Note: The country-by-country totals provided by the Italian Ministry of the Interior do not entirely correspond with the final totals provided by the same source. Adding up the country-by-country totals yields the following results: People of Freedom 37,774; Democratic Party 36,734; Union of the Centre 7,087; The Right–Tricolour Flame 2,126. These results are the same as the provisional totals provided by La Repubblica with 120 out of 123 polling districts reporting. It is therefore assumed that the country-by-country totals represent the provisional and not the final totals.

• [SUPPLIED RECORDS]:

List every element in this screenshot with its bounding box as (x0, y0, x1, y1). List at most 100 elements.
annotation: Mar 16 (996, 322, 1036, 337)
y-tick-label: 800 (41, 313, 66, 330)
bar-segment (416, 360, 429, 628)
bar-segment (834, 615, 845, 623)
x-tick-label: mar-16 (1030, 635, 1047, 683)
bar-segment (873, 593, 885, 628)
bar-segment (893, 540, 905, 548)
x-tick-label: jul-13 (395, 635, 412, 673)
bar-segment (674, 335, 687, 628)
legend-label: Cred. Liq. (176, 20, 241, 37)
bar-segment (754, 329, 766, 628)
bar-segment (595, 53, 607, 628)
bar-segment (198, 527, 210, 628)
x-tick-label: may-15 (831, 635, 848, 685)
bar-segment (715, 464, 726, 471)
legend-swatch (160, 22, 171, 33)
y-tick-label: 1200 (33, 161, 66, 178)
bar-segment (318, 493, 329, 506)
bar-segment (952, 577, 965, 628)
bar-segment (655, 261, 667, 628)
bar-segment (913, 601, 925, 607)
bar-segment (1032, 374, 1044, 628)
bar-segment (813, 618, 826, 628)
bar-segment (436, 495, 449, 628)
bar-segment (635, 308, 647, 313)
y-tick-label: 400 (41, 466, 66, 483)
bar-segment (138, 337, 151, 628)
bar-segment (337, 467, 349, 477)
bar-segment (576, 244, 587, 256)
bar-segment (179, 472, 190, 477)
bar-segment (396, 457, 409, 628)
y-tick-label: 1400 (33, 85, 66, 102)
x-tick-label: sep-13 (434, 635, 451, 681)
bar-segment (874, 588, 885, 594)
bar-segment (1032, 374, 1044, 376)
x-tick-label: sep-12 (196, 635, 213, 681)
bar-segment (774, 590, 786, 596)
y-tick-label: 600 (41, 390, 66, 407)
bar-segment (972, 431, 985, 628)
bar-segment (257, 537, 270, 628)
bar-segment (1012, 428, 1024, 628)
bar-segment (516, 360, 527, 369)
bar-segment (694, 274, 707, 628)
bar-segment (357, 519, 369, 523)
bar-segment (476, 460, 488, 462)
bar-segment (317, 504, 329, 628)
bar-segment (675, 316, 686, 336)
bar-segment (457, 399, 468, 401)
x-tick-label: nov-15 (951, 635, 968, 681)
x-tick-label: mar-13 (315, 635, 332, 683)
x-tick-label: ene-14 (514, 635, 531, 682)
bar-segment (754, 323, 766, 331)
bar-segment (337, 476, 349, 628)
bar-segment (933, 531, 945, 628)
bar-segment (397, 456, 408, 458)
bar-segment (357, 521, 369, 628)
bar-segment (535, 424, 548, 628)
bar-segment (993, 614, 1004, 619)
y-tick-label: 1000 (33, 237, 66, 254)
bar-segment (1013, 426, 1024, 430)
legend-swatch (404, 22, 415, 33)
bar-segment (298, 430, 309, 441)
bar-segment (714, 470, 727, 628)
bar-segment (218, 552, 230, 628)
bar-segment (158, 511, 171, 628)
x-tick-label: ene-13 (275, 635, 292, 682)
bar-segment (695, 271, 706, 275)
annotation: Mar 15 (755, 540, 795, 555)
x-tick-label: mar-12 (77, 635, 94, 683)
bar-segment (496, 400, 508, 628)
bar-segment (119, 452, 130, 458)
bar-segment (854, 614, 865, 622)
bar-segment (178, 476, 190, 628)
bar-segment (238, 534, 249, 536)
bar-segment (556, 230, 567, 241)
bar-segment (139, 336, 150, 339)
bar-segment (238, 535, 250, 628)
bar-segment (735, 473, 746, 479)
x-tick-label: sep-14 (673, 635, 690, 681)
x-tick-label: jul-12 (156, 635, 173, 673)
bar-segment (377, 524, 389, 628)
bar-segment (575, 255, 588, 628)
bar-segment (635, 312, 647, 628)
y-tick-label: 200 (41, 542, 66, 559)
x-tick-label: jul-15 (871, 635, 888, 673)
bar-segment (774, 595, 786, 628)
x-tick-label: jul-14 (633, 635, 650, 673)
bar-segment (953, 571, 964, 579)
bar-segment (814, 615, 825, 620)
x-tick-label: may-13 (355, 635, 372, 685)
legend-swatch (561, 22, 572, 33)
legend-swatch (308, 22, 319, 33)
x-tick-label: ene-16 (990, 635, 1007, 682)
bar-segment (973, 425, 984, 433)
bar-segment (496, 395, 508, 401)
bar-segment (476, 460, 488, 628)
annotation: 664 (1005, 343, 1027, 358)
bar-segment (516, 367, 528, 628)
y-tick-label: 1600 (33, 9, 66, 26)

• [TASK ITEM]: In the vote-totals text, what total for the Democratic Party comes from adding up the country-by-country totals? Answer using only the vote-totals text, not the lines.

• [EXPECTED ANSWER]: 36,734